Data entries:
— Start —
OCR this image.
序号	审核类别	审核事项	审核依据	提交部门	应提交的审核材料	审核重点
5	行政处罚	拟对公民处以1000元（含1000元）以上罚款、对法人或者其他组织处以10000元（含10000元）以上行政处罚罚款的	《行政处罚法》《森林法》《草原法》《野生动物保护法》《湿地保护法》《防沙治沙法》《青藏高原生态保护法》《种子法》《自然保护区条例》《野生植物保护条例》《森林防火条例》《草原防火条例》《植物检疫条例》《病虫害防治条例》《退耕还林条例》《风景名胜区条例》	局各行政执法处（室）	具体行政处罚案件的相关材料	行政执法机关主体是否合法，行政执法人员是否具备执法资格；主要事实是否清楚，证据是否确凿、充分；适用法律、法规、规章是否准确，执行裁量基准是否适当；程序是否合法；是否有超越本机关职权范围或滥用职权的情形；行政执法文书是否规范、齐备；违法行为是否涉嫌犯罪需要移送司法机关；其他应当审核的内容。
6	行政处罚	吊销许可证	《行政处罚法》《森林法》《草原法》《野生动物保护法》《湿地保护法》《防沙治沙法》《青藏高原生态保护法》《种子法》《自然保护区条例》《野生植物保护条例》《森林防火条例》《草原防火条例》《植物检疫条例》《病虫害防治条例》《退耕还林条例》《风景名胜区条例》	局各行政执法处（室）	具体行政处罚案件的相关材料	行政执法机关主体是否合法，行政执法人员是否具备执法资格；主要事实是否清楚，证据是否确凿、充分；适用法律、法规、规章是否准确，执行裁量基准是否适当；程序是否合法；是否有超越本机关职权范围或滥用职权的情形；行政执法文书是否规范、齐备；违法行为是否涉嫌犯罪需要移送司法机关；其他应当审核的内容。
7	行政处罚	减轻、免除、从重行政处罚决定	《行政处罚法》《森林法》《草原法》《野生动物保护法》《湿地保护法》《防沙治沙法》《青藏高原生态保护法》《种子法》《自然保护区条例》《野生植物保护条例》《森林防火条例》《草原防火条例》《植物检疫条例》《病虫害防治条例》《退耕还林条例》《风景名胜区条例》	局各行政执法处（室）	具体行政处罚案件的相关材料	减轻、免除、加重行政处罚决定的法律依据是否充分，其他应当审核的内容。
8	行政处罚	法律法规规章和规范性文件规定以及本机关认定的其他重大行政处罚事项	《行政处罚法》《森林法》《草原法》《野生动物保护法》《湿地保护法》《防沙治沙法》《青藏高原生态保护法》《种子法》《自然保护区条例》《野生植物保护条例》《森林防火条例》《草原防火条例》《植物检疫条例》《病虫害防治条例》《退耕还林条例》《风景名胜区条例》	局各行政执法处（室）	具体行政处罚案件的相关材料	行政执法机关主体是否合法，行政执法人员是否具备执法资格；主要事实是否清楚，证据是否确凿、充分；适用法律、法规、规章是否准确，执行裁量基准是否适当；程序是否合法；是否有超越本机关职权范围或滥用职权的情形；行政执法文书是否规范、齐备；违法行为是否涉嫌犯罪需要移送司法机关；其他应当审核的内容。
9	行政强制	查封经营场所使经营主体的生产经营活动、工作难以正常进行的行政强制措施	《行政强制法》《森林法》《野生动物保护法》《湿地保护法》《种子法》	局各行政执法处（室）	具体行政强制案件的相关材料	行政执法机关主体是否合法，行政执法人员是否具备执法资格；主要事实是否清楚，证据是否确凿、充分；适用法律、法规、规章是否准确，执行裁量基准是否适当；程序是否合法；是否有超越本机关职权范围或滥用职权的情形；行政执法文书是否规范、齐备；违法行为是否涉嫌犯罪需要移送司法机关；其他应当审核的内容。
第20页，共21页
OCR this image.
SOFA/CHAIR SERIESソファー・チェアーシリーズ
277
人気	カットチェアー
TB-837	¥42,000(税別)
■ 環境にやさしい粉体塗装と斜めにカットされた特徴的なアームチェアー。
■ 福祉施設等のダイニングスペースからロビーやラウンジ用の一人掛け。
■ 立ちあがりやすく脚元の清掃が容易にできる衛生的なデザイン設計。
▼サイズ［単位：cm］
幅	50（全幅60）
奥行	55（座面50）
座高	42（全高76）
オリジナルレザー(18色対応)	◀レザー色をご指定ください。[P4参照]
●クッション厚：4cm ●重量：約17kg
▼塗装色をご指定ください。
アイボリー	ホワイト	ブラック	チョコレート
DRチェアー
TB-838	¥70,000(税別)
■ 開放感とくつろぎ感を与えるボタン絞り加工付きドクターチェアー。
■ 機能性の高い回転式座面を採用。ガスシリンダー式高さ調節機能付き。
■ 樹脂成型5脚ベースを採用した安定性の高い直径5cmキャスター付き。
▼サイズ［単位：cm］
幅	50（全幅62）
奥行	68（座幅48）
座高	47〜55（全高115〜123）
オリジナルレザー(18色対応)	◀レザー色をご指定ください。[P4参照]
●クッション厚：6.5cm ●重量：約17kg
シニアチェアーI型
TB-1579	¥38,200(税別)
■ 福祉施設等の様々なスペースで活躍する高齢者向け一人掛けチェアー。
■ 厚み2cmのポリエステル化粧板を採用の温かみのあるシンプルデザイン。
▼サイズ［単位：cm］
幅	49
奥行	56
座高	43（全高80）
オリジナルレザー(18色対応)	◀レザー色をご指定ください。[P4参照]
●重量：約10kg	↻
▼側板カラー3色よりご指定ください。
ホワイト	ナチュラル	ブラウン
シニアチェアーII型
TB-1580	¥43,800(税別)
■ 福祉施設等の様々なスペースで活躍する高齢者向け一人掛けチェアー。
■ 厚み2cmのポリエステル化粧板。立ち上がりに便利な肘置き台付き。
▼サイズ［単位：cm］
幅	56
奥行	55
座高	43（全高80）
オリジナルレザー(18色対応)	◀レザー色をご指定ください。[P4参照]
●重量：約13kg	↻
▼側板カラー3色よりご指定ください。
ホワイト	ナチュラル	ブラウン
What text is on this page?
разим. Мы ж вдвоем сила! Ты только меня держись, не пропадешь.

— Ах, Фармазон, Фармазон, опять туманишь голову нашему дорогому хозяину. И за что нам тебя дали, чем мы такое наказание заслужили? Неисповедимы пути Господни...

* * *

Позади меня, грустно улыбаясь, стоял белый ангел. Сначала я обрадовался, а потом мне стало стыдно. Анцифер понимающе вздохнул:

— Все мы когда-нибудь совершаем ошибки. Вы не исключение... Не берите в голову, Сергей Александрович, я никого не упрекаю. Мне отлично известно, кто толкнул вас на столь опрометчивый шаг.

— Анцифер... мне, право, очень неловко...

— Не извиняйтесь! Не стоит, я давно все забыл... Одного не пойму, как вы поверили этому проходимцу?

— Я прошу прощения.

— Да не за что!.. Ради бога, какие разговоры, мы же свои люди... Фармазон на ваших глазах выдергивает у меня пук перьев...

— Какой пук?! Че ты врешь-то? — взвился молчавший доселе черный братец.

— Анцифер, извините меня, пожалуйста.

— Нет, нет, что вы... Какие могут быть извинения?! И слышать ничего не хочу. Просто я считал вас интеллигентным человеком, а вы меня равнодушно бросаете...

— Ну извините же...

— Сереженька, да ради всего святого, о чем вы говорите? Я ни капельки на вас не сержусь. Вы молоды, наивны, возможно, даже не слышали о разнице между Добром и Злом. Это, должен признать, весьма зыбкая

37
— End —
**Exercise prompt**
In the entries above, find every line holding the word "Анцифер" and copy it out.

**Problem solution**
Позади меня, грустно улыбаясь, стоял белый ангел. Сначала я обрадовался, а потом мне стало стыдно. Анцифер понимающе вздохнул:
— Анцифер... мне, право, очень неловко...
— Анцифер, извините меня, пожалуйста.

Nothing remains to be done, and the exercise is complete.